#### [PASAJE SELECCIONADO]
Cuando hablo con mis compañeras de curso de la facultad, el tema que surge una y otra vez es el de la culpabilidad hacia nuestras madres.

– Somos la generación sandwich -dijo una de mi curso de Barnard en una cena que organizamos para celebrar nuestro quincuagésimo cumpleaños.

– Nuestra generación sufrió porque nuestras madres nunca habían pensado en los cincuenta años -dijo otra.

– Tenemos que contenernos para no quedarnos sin el cariño de nuestras madres -dijo otra.

– Mensajes buenos y malos -estuvimos de acuerdo todas. Mensajes buenos y malos sobre competir y no competir, sobre ganar dinero y no ganar dinero, sobre aceptación y subordinación. Tales son las marcas distintivas de la generación flagelada.

Nos hemos defendido a nosotras mismas con una lealtad mal dirigida hacia nuestras madres, creo. Dado que no eran completamente libres para imponerse, nosotras nos mantuvimos encadenadas a sus limitaciones como si esta esclavitud fuera una demostración de cariño. (Muchas veces, de hecho, hacemos equivalente la esclavitud y el amor.) En la edad madura, con el tiempo aleteando a nuestras espaldas, por fin reunimos el valor para ser libres. Finalmente nos alejamos de esa ambivalencia que era el destino colectivo de nuestras madres, y rompimos el techo de cristal de nuestro interior para ser libres de verdad.

Datos de origen:
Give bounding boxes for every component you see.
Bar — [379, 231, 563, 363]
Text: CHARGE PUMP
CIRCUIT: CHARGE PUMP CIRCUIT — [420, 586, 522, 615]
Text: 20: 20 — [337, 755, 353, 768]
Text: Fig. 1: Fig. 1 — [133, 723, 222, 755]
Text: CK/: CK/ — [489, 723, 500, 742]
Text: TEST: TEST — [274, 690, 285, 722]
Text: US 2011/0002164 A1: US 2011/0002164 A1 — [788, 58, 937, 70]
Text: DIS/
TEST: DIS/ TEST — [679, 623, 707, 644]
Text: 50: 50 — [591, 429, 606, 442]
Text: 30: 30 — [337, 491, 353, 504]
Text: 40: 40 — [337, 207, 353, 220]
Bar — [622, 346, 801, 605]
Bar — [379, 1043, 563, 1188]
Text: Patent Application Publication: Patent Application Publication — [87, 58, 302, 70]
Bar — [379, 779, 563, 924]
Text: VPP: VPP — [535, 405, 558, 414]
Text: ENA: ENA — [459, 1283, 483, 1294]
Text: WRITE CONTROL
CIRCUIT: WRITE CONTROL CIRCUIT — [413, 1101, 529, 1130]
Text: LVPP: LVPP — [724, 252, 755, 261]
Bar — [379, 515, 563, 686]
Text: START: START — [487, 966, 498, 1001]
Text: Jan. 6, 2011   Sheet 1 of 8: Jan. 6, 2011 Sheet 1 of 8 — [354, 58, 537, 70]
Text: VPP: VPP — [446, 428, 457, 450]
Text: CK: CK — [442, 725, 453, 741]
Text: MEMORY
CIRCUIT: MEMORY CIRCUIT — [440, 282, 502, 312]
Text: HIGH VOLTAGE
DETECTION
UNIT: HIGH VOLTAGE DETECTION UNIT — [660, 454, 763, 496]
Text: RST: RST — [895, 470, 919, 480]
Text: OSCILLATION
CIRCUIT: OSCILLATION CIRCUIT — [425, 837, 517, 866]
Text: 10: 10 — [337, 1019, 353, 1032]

#### [LO QUE SE PIDE]
Continúa el pasaje sobre la culpa de una generación de mujeres hacia sus madres a partir de su última oración. Las entradas provienen de otra fuente.

#### [RESULTADO]
El feminismo contemporáneo norteamericano paga un terrible precio, creo, por su rechazo de Freud. Al etiquetar a Freud como sexista y nada más. y despreciar su idea revolucionaria del inconsciente junto a su sexismo, perdemos muchas de las herramientas que necesitamos para entender lo que pasa entre nosotras y nuestras madres. Y sin esa comprensión resulta difícil hacer que sea efectivo el feminismo. Una fuerte contracorriente de ambivalencia nos amenaza en todos nuestros logros. Culpables por irnos bien en lo que fracasaron nuestras madres, a veces inconscientemente saboteamos nuestro éxito, precisamente cuando estamos a punto de saborear sus frutos. Temo que si no consideramos psicológicamente las generaciones, estamos condenadas a repetir incesantemente el mismo antiguo ciclo de feminismo y reacción en generaciones alternas.

En 1929, cuando mi madre se graduó en la escuela de Bellas Artes y no consiguió obtener los premios que merecía, el mundo se encontraba en un punto similar entre la novedad del feminismo y las viejas maneras de ser del chovinismo masculino. Pero las ideas son sólo abstracciones. No penetran en el corpus político hasta que entran en los corazones de los seres humanos individuales. Y esos seres humanos fueron educados por padres de una generación diferente, con un diferente conjunto de principios. Todas las personas libran una guerra interna entre las generaciones. Y es el resultado de esa guerra lo que determina cómo y si cambia el mundo.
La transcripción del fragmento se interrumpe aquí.